→ WHAT TO PRODUCE
Search the records below for the word "data" and show every line where it occurs.

....

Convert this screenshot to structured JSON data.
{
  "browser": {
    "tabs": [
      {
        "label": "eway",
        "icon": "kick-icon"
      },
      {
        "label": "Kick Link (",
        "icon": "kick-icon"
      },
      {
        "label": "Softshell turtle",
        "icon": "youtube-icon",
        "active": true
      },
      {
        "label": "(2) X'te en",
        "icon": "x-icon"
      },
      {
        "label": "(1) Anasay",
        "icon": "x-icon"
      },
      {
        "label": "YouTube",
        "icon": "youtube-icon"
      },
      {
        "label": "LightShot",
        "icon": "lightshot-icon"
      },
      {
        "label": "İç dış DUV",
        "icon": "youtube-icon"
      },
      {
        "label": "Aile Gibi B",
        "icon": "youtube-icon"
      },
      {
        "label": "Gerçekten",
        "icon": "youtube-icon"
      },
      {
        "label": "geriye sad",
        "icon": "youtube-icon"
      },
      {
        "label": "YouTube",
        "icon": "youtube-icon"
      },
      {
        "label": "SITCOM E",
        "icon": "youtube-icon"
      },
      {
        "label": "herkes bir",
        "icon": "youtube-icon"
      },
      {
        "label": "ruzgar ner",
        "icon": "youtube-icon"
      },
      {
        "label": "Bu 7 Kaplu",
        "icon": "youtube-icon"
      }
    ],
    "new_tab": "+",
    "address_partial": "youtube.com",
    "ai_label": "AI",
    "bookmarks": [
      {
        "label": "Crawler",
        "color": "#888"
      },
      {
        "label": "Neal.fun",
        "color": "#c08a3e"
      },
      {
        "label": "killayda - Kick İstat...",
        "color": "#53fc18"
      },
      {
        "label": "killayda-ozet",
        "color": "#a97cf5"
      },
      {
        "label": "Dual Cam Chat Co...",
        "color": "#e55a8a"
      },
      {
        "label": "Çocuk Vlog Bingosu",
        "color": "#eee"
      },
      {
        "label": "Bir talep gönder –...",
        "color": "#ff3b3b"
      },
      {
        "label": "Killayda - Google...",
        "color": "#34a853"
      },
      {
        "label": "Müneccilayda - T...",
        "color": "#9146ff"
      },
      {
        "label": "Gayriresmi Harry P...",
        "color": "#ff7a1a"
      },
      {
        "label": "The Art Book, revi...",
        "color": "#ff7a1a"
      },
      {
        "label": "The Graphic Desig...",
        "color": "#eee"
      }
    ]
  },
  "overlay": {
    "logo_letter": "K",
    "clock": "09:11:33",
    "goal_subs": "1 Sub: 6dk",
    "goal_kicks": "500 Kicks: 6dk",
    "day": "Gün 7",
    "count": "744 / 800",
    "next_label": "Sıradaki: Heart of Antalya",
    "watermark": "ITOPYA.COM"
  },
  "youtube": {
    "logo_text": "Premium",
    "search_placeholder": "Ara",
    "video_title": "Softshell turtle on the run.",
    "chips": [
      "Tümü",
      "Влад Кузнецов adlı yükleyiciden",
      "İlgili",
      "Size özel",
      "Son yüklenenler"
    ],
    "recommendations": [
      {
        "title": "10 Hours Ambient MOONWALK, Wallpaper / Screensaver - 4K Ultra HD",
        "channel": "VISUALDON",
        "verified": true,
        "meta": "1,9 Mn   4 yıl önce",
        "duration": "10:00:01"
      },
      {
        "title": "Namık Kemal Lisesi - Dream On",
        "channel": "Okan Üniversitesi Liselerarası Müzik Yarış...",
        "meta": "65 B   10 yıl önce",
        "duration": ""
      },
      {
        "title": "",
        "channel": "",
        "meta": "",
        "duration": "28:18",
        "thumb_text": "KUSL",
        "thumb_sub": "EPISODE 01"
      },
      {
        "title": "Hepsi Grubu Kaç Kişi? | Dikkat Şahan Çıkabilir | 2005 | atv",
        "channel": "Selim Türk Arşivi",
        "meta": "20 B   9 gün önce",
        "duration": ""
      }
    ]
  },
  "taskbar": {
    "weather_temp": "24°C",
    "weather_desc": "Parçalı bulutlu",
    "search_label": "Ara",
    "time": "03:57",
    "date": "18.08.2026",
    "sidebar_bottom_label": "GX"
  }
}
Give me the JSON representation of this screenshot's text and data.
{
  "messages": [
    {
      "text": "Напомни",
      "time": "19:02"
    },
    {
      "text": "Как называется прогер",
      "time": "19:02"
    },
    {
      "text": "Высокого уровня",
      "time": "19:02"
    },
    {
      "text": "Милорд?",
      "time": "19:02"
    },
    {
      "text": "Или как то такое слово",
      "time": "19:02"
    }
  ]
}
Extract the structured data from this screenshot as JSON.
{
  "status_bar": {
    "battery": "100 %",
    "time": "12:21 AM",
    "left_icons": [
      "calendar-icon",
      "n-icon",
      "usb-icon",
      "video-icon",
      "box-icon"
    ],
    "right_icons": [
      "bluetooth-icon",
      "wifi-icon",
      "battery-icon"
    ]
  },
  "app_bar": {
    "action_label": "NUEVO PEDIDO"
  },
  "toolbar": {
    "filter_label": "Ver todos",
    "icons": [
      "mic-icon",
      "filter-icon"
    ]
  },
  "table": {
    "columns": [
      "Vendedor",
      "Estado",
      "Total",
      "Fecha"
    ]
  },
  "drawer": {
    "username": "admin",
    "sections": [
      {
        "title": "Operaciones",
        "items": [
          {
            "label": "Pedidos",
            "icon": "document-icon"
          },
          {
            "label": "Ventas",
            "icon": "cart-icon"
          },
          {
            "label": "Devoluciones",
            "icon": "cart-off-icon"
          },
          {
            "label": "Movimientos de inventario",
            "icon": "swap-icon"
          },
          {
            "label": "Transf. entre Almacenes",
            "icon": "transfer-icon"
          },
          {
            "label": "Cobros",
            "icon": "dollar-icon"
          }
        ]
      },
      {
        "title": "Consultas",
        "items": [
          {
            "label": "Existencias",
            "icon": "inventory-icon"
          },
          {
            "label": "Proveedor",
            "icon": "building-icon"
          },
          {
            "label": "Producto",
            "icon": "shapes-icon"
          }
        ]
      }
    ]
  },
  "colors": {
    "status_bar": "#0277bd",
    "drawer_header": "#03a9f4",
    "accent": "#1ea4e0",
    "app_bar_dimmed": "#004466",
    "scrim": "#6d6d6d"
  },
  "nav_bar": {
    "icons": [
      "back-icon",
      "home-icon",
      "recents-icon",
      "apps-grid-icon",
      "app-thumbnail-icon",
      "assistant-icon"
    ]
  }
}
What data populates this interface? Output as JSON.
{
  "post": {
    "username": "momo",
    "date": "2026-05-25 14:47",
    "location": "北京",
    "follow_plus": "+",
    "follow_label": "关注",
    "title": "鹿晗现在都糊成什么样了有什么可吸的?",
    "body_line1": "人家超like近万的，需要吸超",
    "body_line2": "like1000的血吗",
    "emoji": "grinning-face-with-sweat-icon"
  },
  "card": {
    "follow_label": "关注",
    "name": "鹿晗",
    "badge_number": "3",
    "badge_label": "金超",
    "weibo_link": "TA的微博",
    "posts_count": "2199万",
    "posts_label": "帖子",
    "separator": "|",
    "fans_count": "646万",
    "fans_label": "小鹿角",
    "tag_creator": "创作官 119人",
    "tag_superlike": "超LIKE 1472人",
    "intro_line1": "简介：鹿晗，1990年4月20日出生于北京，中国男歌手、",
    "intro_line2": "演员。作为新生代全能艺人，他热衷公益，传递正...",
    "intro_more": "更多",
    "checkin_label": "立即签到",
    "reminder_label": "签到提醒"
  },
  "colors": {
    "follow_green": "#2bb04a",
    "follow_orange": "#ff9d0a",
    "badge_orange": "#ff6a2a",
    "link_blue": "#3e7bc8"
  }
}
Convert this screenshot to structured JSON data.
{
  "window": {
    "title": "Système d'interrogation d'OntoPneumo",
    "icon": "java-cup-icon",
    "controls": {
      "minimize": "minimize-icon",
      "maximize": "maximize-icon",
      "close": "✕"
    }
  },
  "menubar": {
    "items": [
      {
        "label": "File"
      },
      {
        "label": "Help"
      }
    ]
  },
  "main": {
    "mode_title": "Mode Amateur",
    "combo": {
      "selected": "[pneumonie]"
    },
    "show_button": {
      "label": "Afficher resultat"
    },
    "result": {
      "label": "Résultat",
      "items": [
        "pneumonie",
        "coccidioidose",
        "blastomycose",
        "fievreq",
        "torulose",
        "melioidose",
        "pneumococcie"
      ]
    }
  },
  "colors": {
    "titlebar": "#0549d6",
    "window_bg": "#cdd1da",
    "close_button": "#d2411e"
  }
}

....

→ SOLUTION TO THIS PROBLEM
Convert this screenshot to structured JSON data.
Give me the JSON representation of this screenshot's text and data.
Extract the structured data from this screenshot as JSON.
What data populates this interface? Output as JSON.
Convert this screenshot to structured JSON data.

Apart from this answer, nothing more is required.